## What this task involves
Reproduce the listing below without changes, except that pictures are left out.

■ ■ ■ ■

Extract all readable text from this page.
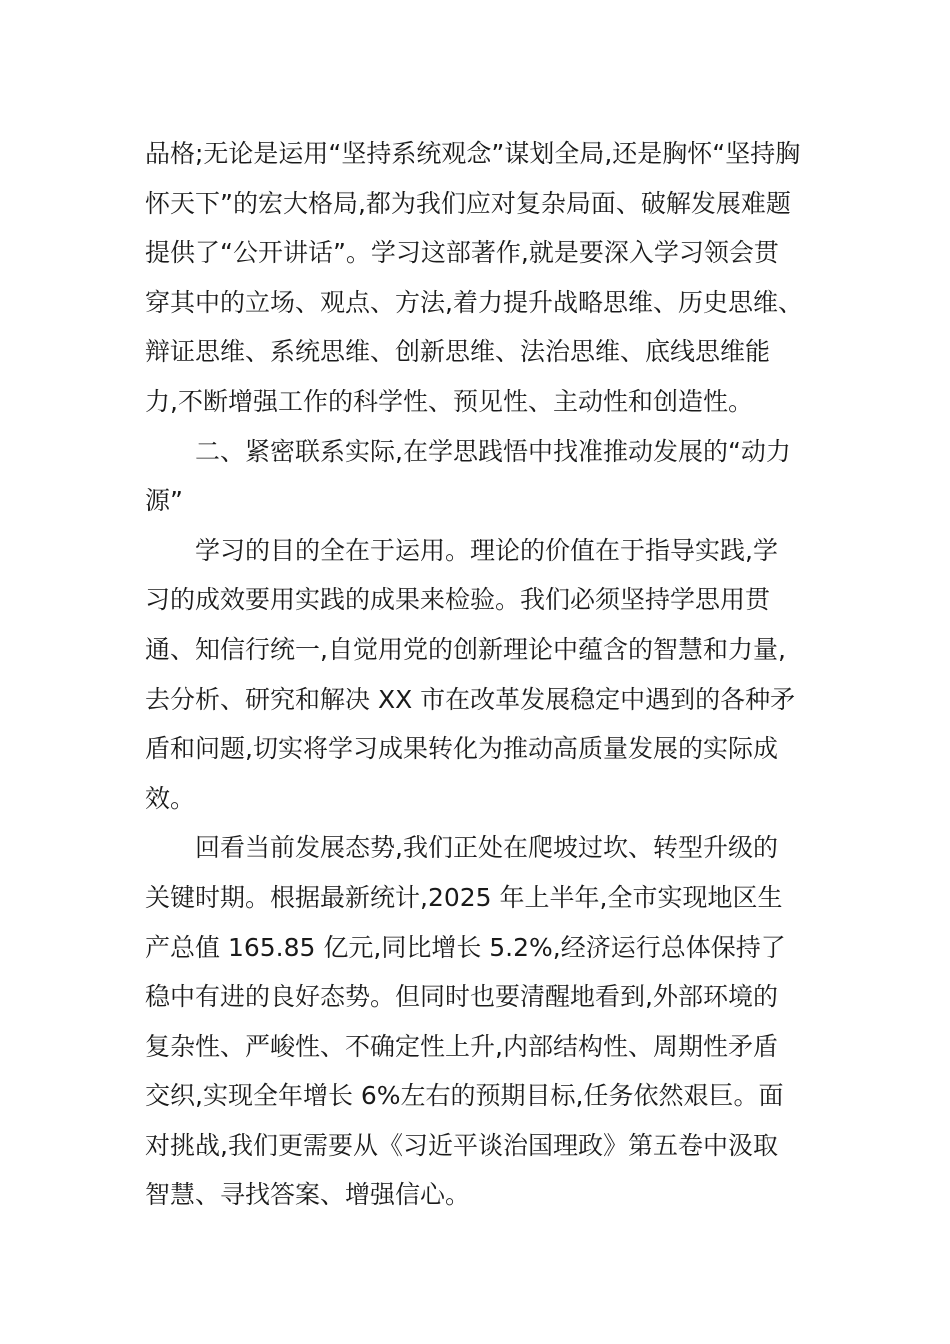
品格;无论是运用“坚持系统观念”谋划全局,还是胸怀“坚持胸
怀天下”的宏大格局,都为我们应对复杂局面、破解发展难题
提供了“公开讲话”。学习这部著作,就是要深入学习领会贯
穿其中的立场、观点、方法,着力提升战略思维、历史思维、
辩证思维、系统思维、创新思维、法治思维、底线思维能
力,不断增强工作的科学性、预见性、主动性和创造性。
二、紧密联系实际,在学思践悟中找准推动发展的“动力
源”
学习的目的全在于运用。理论的价值在于指导实践,学
习的成效要用实践的成果来检验。我们必须坚持学思用贯
通、知信行统一,自觉用党的创新理论中蕴含的智慧和力量,
去分析、研究和解决 XX 市在改革发展稳定中遇到的各种矛
盾和问题,切实将学习成果转化为推动高质量发展的实际成
效。
回看当前发展态势,我们正处在爬坡过坎、转型升级的
关键时期。根据最新统计,2025 年上半年,全市实现地区生
产总值 165.85 亿元,同比增长 5.2%,经济运行总体保持了
稳中有进的良好态势。但同时也要清醒地看到,外部环境的
复杂性、严峻性、不确定性上升,内部结构性、周期性矛盾
交织,实现全年增长 6%左右的预期目标,任务依然艰巨。面
对挑战,我们更需要从《习近平谈治国理政》第五卷中汲取
智慧、寻找答案、增强信心。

■ ■ ■ ■

## Solution to this problem
Extract all readable text from this page.
品格;无论是运用“坚持系统观念”谋划全局,还是胸怀“坚持胸
怀天下”的宏大格局,都为我们应对复杂局面、破解发展难题
提供了“公开讲话”。学习这部著作,就是要深入学习领会贯
穿其中的立场、观点、方法,着力提升战略思维、历史思维、
辩证思维、系统思维、创新思维、法治思维、底线思维能
力,不断增强工作的科学性、预见性、主动性和创造性。
二、紧密联系实际,在学思践悟中找准推动发展的“动力
源”
学习的目的全在于运用。理论的价值在于指导实践,学
习的成效要用实践的成果来检验。我们必须坚持学思用贯
通、知信行统一,自觉用党的创新理论中蕴含的智慧和力量,
去分析、研究和解决 XX 市在改革发展稳定中遇到的各种矛
盾和问题,切实将学习成果转化为推动高质量发展的实际成
效。
回看当前发展态势,我们正处在爬坡过坎、转型升级的
关键时期。根据最新统计,2025 年上半年,全市实现地区生
产总值 165.85 亿元,同比增长 5.2%,经济运行总体保持了
稳中有进的良好态势。但同时也要清醒地看到,外部环境的
复杂性、严峻性、不确定性上升,内部结构性、周期性矛盾
交织,实现全年增长 6%左右的预期目标,任务依然艰巨。面
对挑战,我们更需要从《习近平谈治国理政》第五卷中汲取
智慧、寻找答案、增强信心。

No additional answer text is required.